━━━━━ The input

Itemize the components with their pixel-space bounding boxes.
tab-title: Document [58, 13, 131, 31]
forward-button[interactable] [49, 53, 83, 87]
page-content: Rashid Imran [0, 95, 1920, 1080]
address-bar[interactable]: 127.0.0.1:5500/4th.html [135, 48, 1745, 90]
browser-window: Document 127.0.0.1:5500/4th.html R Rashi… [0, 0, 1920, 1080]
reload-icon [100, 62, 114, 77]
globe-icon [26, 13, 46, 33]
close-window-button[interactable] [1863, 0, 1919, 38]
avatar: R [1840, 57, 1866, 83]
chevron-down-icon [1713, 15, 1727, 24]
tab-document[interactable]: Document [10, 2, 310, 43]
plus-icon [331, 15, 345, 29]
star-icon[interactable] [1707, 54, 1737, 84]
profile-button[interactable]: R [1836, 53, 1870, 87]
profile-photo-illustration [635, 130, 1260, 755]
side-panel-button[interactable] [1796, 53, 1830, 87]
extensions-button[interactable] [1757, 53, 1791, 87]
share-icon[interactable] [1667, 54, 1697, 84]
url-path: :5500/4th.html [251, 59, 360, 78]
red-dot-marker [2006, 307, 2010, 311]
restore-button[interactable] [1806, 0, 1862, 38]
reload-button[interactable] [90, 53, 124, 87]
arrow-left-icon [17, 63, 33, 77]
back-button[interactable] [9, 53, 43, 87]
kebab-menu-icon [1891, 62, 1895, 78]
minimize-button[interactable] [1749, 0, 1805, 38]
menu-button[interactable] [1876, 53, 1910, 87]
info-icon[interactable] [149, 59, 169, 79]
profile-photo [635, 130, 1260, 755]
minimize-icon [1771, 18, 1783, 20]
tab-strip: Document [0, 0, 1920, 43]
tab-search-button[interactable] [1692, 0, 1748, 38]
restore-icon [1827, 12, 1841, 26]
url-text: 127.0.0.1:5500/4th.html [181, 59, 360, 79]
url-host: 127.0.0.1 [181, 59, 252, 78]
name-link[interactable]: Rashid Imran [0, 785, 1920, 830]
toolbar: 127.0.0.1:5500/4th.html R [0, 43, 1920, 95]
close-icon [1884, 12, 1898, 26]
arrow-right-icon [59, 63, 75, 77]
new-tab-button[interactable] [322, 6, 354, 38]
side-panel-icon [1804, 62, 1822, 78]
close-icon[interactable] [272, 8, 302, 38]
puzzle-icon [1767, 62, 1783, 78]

━━━━━━━━━━

What you need to do:
Put every line of the entries above into a Markdown table with two columns, No. and Line, numbering the rows in order and skipping any blank lines.

Answer to this problem:
| No. | Line |
|---|---|
| 1 | Itemize the components with their pixel-space bounding boxes. |
| 2 | tab-title: Document [58, 13, 131, 31] |
| 3 | forward-button[interactable] [49, 53, 83, 87] |
| 4 | page-content: Rashid Imran [0, 95, 1920, 1080] |
| 5 | address-bar[interactable]: 127.0.0.1:5500/4th.html [135, 48, 1745, 90] |
| 6 | browser-window: Document 127.0.0.1:5500/4th.html R Rashi… [0, 0, 1920, 1080] |
| 7 | reload-icon [100, 62, 114, 77] |
| 8 | globe-icon [26, 13, 46, 33] |
| 9 | close-window-button[interactable] [1863, 0, 1919, 38] |
| 10 | avatar: R [1840, 57, 1866, 83] |
| 11 | chevron-down-icon [1713, 15, 1727, 24] |
| 12 | tab-document[interactable]: Document [10, 2, 310, 43] |
| 13 | plus-icon [331, 15, 345, 29] |
| 14 | star-icon[interactable] [1707, 54, 1737, 84] |
| 15 | profile-button[interactable]: R [1836, 53, 1870, 87] |
| 16 | profile-photo-illustration [635, 130, 1260, 755] |
| 17 | side-panel-button[interactable] [1796, 53, 1830, 87] |
| 18 | extensions-button[interactable] [1757, 53, 1791, 87] |
| 19 | share-icon[interactable] [1667, 54, 1697, 84] |
| 20 | url-path: :5500/4th.html [251, 59, 360, 78] |
| 21 | red-dot-marker [2006, 307, 2010, 311] |
| 22 | restore-button[interactable] [1806, 0, 1862, 38] |
| 23 | reload-button[interactable] [90, 53, 124, 87] |
| 24 | arrow-left-icon [17, 63, 33, 77] |
| 25 | back-button[interactable] [9, 53, 43, 87] |
| 26 | kebab-menu-icon [1891, 62, 1895, 78] |
| 27 | minimize-button[interactable] [1749, 0, 1805, 38] |
| 28 | menu-button[interactable] [1876, 53, 1910, 87] |
| 29 | info-icon[interactable] [149, 59, 169, 79] |
| 30 | profile-photo [635, 130, 1260, 755] |
| 31 | minimize-icon [1771, 18, 1783, 20] |
| 32 | tab-strip: Document [0, 0, 1920, 43] |
| 33 | tab-search-button[interactable] [1692, 0, 1748, 38] |
| 34 | restore-icon [1827, 12, 1841, 26] |
| 35 | url-text: 127.0.0.1:5500/4th.html [181, 59, 360, 79] |
| 36 | url-host: 127.0.0.1 [181, 59, 252, 78] |
| 37 | name-link[interactable]: Rashid Imran [0, 785, 1920, 830] |
| 38 | toolbar: 127.0.0.1:5500/4th.html R [0, 43, 1920, 95] |
| 39 | close-icon [1884, 12, 1898, 26] |
| 40 | arrow-right-icon [59, 63, 75, 77] |
| 41 | new-tab-button[interactable] [322, 6, 354, 38] |
| 42 | side-panel-icon [1804, 62, 1822, 78] |
| 43 | close-icon[interactable] [272, 8, 302, 38] |
| 44 | puzzle-icon [1767, 62, 1783, 78] |